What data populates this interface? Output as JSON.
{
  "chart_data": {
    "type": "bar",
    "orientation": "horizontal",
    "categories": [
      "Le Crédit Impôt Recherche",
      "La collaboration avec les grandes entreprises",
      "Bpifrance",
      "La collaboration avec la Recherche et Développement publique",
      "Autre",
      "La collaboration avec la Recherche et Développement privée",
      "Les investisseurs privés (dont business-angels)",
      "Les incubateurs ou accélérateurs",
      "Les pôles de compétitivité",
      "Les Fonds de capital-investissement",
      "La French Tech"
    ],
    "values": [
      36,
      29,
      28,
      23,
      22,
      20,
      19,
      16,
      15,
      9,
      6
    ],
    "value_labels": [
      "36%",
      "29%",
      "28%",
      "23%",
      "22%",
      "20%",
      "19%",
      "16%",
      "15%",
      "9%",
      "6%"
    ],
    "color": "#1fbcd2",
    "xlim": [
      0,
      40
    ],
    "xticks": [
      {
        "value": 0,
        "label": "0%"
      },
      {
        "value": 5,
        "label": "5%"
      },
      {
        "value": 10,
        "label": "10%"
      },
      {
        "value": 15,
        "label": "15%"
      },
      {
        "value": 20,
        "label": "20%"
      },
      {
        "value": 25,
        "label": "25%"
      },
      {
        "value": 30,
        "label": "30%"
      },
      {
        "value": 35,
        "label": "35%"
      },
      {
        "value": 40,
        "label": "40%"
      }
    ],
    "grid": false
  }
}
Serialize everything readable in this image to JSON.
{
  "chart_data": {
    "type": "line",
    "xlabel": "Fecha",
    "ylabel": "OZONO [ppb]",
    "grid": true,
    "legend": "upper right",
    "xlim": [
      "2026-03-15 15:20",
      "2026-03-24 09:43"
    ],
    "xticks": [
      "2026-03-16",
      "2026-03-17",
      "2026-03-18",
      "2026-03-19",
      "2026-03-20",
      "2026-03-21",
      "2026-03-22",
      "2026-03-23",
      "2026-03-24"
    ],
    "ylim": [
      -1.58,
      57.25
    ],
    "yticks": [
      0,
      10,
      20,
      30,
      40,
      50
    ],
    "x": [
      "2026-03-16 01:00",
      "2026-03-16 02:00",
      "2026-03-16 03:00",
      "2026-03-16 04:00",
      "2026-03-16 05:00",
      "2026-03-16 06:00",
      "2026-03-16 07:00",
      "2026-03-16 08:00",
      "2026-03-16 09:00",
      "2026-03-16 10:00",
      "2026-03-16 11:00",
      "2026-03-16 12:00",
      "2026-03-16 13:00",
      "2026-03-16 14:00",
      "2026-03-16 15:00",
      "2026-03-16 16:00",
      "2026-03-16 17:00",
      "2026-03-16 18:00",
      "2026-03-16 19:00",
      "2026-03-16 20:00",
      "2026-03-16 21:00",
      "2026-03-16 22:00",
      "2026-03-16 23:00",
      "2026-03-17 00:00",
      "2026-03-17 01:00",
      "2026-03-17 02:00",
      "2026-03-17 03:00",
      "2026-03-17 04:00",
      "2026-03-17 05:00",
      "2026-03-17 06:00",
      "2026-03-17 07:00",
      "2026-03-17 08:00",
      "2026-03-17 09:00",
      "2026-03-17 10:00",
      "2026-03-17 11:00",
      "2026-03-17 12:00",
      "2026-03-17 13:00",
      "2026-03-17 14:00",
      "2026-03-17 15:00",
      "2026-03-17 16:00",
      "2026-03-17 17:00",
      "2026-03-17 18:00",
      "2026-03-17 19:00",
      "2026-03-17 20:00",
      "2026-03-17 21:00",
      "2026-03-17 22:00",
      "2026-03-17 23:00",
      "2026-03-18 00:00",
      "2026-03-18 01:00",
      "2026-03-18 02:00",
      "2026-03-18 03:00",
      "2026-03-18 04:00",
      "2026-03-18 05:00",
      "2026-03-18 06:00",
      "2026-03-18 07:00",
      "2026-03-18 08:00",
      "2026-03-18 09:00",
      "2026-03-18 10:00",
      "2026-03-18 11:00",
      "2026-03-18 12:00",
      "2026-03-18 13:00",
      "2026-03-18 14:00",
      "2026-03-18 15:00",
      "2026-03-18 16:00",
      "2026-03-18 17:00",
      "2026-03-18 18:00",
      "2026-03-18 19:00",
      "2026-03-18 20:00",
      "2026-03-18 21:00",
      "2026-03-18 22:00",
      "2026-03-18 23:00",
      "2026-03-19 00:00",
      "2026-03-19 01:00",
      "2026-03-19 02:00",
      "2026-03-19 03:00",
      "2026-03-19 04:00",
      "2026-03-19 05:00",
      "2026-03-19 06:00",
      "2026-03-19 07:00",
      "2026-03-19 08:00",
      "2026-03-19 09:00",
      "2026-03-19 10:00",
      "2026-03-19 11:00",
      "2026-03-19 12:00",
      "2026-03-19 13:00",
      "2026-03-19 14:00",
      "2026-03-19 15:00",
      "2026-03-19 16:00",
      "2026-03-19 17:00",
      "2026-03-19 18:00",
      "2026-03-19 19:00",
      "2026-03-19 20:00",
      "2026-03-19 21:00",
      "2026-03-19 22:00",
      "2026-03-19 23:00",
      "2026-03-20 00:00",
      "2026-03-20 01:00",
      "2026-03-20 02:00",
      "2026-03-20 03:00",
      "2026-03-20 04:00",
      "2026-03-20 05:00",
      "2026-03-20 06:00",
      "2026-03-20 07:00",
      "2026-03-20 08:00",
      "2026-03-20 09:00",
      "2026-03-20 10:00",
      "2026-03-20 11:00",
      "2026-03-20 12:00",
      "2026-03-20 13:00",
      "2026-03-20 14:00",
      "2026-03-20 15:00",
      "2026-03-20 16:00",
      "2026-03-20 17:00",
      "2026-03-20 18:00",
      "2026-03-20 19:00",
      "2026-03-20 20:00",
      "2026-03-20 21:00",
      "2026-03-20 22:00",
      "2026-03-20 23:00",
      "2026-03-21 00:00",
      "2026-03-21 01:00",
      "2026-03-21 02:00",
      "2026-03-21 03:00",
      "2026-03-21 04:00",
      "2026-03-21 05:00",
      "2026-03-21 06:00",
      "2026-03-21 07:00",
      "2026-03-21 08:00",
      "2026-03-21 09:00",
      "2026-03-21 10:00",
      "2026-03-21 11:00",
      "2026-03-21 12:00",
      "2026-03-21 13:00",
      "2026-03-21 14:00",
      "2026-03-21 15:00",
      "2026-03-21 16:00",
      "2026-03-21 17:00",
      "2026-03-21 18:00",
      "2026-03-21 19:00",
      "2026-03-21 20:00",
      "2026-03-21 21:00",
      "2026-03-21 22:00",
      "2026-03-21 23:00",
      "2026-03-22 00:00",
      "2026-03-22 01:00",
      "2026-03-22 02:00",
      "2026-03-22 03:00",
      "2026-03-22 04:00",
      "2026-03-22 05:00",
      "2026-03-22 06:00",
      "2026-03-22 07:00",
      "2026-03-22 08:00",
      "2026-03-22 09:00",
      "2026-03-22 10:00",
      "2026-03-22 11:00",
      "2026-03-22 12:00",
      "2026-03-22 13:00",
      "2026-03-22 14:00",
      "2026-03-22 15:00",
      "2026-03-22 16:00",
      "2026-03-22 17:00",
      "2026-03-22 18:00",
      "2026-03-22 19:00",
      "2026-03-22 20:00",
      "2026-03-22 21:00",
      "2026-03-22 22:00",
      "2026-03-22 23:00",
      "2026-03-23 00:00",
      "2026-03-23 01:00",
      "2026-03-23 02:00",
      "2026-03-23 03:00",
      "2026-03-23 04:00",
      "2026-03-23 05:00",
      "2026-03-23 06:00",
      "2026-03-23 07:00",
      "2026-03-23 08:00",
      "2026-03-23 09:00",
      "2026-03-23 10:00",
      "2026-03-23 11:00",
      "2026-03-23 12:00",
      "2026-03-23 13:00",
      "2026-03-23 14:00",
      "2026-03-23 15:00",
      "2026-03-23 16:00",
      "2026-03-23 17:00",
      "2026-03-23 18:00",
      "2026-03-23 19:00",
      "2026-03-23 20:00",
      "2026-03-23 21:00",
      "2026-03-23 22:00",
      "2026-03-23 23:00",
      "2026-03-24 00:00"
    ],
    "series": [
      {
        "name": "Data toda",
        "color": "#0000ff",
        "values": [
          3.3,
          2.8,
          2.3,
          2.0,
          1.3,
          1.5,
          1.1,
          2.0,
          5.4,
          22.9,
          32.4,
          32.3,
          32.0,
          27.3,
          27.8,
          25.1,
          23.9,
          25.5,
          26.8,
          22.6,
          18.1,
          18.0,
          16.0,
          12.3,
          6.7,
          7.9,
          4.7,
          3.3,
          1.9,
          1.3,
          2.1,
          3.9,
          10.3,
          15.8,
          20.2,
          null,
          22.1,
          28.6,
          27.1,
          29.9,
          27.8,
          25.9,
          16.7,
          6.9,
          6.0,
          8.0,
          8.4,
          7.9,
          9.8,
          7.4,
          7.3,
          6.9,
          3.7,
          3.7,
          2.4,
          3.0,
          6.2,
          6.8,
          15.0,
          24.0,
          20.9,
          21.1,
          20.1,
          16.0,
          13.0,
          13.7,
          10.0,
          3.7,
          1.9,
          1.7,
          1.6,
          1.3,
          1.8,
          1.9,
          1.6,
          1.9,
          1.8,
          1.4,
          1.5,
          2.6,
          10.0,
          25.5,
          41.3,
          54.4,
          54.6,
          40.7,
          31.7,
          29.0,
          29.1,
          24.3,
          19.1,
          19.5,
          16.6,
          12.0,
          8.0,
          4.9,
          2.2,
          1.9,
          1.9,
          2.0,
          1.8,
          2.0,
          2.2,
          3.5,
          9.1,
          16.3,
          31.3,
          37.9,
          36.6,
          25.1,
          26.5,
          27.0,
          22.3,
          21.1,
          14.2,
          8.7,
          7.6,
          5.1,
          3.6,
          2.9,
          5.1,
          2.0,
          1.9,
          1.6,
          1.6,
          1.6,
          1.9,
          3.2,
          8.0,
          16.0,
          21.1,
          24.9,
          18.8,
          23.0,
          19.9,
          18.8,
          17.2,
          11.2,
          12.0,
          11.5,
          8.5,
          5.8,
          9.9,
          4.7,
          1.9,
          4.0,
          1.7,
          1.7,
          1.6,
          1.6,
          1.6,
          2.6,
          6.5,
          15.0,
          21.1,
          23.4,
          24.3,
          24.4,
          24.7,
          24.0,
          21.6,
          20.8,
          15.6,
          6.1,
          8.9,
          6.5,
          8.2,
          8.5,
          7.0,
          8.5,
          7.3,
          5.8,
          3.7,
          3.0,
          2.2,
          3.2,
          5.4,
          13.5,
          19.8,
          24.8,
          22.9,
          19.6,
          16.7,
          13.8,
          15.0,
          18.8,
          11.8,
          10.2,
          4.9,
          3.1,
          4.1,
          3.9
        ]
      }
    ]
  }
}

Stated exercise - Return a copy of every line that includes the word "avec".

Reply to the exercise -
      "La collaboration avec les grandes entreprises",
      "La collaboration avec la Recherche et Développement publique",
      "La collaboration avec la Recherche et Développement privée",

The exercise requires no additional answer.